Prompt. All of the entries below are to be copied word for word.

Dataset entries.

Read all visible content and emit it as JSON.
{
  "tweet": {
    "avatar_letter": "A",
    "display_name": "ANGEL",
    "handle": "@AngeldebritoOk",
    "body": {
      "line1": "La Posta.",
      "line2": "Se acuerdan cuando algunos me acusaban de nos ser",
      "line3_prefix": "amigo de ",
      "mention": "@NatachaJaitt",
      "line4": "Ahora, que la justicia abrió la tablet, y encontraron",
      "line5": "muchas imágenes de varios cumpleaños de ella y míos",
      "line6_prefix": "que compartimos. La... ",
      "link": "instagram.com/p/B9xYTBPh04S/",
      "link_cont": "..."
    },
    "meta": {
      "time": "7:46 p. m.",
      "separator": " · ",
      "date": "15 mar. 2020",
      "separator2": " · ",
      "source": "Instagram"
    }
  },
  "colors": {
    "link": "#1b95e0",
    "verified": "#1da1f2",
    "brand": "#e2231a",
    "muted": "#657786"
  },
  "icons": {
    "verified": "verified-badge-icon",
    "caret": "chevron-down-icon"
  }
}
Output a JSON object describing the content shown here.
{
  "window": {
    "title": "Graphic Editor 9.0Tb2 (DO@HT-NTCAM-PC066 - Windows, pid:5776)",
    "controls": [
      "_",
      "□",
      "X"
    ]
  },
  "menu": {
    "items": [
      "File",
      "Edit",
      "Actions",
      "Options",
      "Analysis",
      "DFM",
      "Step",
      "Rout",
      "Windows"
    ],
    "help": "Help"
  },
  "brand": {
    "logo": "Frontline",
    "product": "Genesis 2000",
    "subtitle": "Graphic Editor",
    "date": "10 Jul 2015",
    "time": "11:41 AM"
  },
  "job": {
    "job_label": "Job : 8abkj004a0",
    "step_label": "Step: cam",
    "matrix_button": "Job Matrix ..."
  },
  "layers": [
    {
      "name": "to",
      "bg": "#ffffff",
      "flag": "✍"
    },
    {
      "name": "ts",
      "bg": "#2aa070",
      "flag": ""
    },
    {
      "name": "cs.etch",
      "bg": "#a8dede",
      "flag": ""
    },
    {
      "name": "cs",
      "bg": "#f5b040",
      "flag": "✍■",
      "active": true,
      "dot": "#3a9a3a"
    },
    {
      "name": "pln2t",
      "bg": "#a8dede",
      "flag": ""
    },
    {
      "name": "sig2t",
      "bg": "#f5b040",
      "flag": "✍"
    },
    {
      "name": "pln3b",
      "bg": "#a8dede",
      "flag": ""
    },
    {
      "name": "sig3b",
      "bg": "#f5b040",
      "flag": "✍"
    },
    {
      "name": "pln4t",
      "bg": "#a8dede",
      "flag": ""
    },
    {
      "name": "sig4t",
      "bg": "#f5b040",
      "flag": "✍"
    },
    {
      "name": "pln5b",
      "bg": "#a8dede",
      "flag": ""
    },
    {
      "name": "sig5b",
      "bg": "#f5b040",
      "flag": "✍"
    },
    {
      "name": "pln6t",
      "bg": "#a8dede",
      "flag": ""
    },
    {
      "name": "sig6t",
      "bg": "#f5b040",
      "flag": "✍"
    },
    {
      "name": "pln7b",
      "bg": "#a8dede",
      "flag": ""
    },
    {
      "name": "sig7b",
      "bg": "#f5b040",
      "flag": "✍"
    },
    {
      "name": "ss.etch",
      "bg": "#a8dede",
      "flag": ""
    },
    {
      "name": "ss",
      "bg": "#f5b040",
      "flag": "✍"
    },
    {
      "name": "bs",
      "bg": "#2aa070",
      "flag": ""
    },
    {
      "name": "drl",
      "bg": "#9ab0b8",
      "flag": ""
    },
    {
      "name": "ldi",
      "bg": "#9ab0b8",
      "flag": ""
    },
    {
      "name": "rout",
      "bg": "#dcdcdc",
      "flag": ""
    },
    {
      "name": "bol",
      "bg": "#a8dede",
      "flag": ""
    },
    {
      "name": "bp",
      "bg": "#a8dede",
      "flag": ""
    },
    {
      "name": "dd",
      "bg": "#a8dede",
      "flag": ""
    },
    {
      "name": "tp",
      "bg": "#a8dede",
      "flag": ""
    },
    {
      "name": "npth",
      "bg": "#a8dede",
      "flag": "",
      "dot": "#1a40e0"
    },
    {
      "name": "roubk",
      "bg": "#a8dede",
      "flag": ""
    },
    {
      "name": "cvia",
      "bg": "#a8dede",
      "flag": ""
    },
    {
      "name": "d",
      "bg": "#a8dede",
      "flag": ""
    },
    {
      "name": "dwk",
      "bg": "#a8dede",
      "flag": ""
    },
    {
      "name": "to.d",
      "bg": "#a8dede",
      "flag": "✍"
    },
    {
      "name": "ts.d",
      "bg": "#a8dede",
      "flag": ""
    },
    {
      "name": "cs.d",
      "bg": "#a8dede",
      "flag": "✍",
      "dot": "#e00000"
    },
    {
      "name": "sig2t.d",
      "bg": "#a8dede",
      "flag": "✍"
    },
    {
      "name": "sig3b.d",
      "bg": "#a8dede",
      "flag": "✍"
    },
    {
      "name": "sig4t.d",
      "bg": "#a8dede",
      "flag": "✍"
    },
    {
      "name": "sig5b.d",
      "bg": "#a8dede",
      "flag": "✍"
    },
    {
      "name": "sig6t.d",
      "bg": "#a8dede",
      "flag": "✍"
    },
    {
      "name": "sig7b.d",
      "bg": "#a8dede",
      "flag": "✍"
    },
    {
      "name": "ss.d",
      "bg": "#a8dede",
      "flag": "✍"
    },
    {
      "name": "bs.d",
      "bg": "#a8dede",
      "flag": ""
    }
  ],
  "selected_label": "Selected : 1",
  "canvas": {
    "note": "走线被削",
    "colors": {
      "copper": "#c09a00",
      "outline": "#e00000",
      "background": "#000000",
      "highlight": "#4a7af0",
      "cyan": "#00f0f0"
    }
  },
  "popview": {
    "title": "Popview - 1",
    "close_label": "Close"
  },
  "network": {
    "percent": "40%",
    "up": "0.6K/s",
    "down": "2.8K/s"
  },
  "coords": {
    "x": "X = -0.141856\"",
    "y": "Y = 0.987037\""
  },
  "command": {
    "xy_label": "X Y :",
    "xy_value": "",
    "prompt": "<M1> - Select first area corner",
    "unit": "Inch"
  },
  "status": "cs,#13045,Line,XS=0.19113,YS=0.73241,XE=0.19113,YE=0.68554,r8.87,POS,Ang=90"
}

Answer to this problem.
Read all visible content and emit it as JSON.
{
  "tweet": {
    "avatar_letter": "A",
    "display_name": "ANGEL",
    "handle": "@AngeldebritoOk",
    "body": {
      "line1": "La Posta.",
      "line2": "Se acuerdan cuando algunos me acusaban de nos ser",
      "line3_prefix": "amigo de ",
      "mention": "@NatachaJaitt",
      "line4": "Ahora, que la justicia abrió la tablet, y encontraron",
      "line5": "muchas imágenes de varios cumpleaños de ella y míos",
      "line6_prefix": "que compartimos. La... ",
      "link": "instagram.com/p/B9xYTBPh04S/",
      "link_cont": "..."
    },
    "meta": {
      "time": "7:46 p. m.",
      "separator": " · ",
      "date": "15 mar. 2020",
      "separator2": " · ",
      "source": "Instagram"
    }
  },
  "colors": {
    "link": "#1b95e0",
    "verified": "#1da1f2",
    "brand": "#e2231a",
    "muted": "#657786"
  },
  "icons": {
    "verified": "verified-badge-icon",
    "caret": "chevron-down-icon"
  }
}
Output a JSON object describing the content shown here.
{
  "window": {
    "title": "Graphic Editor 9.0Tb2 (DO@HT-NTCAM-PC066 - Windows, pid:5776)",
    "controls": [
      "_",
      "□",
      "X"
    ]
  },
  "menu": {
    "items": [
      "File",
      "Edit",
      "Actions",
      "Options",
      "Analysis",
      "DFM",
      "Step",
      "Rout",
      "Windows"
    ],
    "help": "Help"
  },
  "brand": {
    "logo": "Frontline",
    "product": "Genesis 2000",
    "subtitle": "Graphic Editor",
    "date": "10 Jul 2015",
    "time": "11:41 AM"
  },
  "job": {
    "job_label": "Job : 8abkj004a0",
    "step_label": "Step: cam",
    "matrix_button": "Job Matrix ..."
  },
  "layers": [
    {
      "name": "to",
      "bg": "#ffffff",
      "flag": "✍"
    },
    {
      "name": "ts",
      "bg": "#2aa070",
      "flag": ""
    },
    {
      "name": "cs.etch",
      "bg": "#a8dede",
      "flag": ""
    },
    {
      "name": "cs",
      "bg": "#f5b040",
      "flag": "✍■",
      "active": true,
      "dot": "#3a9a3a"
    },
    {
      "name": "pln2t",
      "bg": "#a8dede",
      "flag": ""
    },
    {
      "name": "sig2t",
      "bg": "#f5b040",
      "flag": "✍"
    },
    {
      "name": "pln3b",
      "bg": "#a8dede",
      "flag": ""
    },
    {
      "name": "sig3b",
      "bg": "#f5b040",
      "flag": "✍"
    },
    {
      "name": "pln4t",
      "bg": "#a8dede",
      "flag": ""
    },
    {
      "name": "sig4t",
      "bg": "#f5b040",
      "flag": "✍"
    },
    {
      "name": "pln5b",
      "bg": "#a8dede",
      "flag": ""
    },
    {
      "name": "sig5b",
      "bg": "#f5b040",
      "flag": "✍"
    },
    {
      "name": "pln6t",
      "bg": "#a8dede",
      "flag": ""
    },
    {
      "name": "sig6t",
      "bg": "#f5b040",
      "flag": "✍"
    },
    {
      "name": "pln7b",
      "bg": "#a8dede",
      "flag": ""
    },
    {
      "name": "sig7b",
      "bg": "#f5b040",
      "flag": "✍"
    },
    {
      "name": "ss.etch",
      "bg": "#a8dede",
      "flag": ""
    },
    {
      "name": "ss",
      "bg": "#f5b040",
      "flag": "✍"
    },
    {
      "name": "bs",
      "bg": "#2aa070",
      "flag": ""
    },
    {
      "name": "drl",
      "bg": "#9ab0b8",
      "flag": ""
    },
    {
      "name": "ldi",
      "bg": "#9ab0b8",
      "flag": ""
    },
    {
      "name": "rout",
      "bg": "#dcdcdc",
      "flag": ""
    },
    {
      "name": "bol",
      "bg": "#a8dede",
      "flag": ""
    },
    {
      "name": "bp",
      "bg": "#a8dede",
      "flag": ""
    },
    {
      "name": "dd",
      "bg": "#a8dede",
      "flag": ""
    },
    {
      "name": "tp",
      "bg": "#a8dede",
      "flag": ""
    },
    {
      "name": "npth",
      "bg": "#a8dede",
      "flag": "",
      "dot": "#1a40e0"
    },
    {
      "name": "roubk",
      "bg": "#a8dede",
      "flag": ""
    },
    {
      "name": "cvia",
      "bg": "#a8dede",
      "flag": ""
    },
    {
      "name": "d",
      "bg": "#a8dede",
      "flag": ""
    },
    {
      "name": "dwk",
      "bg": "#a8dede",
      "flag": ""
    },
    {
      "name": "to.d",
      "bg": "#a8dede",
      "flag": "✍"
    },
    {
      "name": "ts.d",
      "bg": "#a8dede",
      "flag": ""
    },
    {
      "name": "cs.d",
      "bg": "#a8dede",
      "flag": "✍",
      "dot": "#e00000"
    },
    {
      "name": "sig2t.d",
      "bg": "#a8dede",
      "flag": "✍"
    },
    {
      "name": "sig3b.d",
      "bg": "#a8dede",
      "flag": "✍"
    },
    {
      "name": "sig4t.d",
      "bg": "#a8dede",
      "flag": "✍"
    },
    {
      "name": "sig5b.d",
      "bg": "#a8dede",
      "flag": "✍"
    },
    {
      "name": "sig6t.d",
      "bg": "#a8dede",
      "flag": "✍"
    },
    {
      "name": "sig7b.d",
      "bg": "#a8dede",
      "flag": "✍"
    },
    {
      "name": "ss.d",
      "bg": "#a8dede",
      "flag": "✍"
    },
    {
      "name": "bs.d",
      "bg": "#a8dede",
      "flag": ""
    }
  ],
  "selected_label": "Selected : 1",
  "canvas": {
    "note": "走线被削",
    "colors": {
      "copper": "#c09a00",
      "outline": "#e00000",
      "background": "#000000",
      "highlight": "#4a7af0",
      "cyan": "#00f0f0"
    }
  },
  "popview": {
    "title": "Popview - 1",
    "close_label": "Close"
  },
  "network": {
    "percent": "40%",
    "up": "0.6K/s",
    "down": "2.8K/s"
  },
  "coords": {
    "x": "X = -0.141856\"",
    "y": "Y = 0.987037\""
  },
  "command": {
    "xy_label": "X Y :",
    "xy_value": "",
    "prompt": "<M1> - Select first area corner",
    "unit": "Inch"
  },
  "status": "cs,#13045,Line,XS=0.19113,YS=0.73241,XE=0.19113,YE=0.68554,r8.87,POS,Ang=90"
}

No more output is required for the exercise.